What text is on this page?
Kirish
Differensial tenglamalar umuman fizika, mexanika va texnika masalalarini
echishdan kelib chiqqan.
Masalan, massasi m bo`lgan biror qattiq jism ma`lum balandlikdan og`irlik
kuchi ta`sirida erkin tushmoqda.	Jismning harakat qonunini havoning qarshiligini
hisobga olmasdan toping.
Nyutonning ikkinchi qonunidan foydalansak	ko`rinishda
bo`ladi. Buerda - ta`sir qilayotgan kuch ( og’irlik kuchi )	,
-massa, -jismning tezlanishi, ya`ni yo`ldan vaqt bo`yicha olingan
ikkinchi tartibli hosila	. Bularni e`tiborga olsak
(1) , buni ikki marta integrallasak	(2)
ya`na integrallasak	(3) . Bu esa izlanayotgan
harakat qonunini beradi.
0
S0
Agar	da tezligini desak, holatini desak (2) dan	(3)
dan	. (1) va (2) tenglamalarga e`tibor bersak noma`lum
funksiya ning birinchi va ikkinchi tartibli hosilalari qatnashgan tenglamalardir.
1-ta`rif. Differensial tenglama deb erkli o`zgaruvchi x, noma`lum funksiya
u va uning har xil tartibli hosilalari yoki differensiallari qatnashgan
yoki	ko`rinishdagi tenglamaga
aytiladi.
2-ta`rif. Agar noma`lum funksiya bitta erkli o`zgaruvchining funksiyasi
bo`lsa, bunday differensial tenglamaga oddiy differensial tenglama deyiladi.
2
○ ○ ○ ○ ○ ○ ○
▸ WORK REQUIRED
Each entry above is to be quoted exactly.

▸ OUTPUT OF THE EXERCISE
What text is on this page?
Kirish
Differensial tenglamalar umuman fizika, mexanika va texnika masalalarini
echishdan kelib chiqqan.
Masalan, massasi m bo`lgan biror qattiq jism ma`lum balandlikdan og`irlik
kuchi ta`sirida erkin tushmoqda.	Jismning harakat qonunini havoning qarshiligini
hisobga olmasdan toping.
Nyutonning ikkinchi qonunidan foydalansak	ko`rinishda
bo`ladi. Buerda - ta`sir qilayotgan kuch ( og’irlik kuchi )	,
-massa, -jismning tezlanishi, ya`ni yo`ldan vaqt bo`yicha olingan
ikkinchi tartibli hosila	. Bularni e`tiborga olsak
(1) , buni ikki marta integrallasak	(2)
ya`na integrallasak	(3) . Bu esa izlanayotgan
harakat qonunini beradi.
0
S0
Agar	da tezligini desak, holatini desak (2) dan	(3)
dan	. (1) va (2) tenglamalarga e`tibor bersak noma`lum
funksiya ning birinchi va ikkinchi tartibli hosilalari qatnashgan tenglamalardir.
1-ta`rif. Differensial tenglama deb erkli o`zgaruvchi x, noma`lum funksiya
u va uning har xil tartibli hosilalari yoki differensiallari qatnashgan
yoki	ko`rinishdagi tenglamaga
aytiladi.
2-ta`rif. Agar noma`lum funksiya bitta erkli o`zgaruvchining funksiyasi
bo`lsa, bunday differensial tenglamaga oddiy differensial tenglama deyiladi.
2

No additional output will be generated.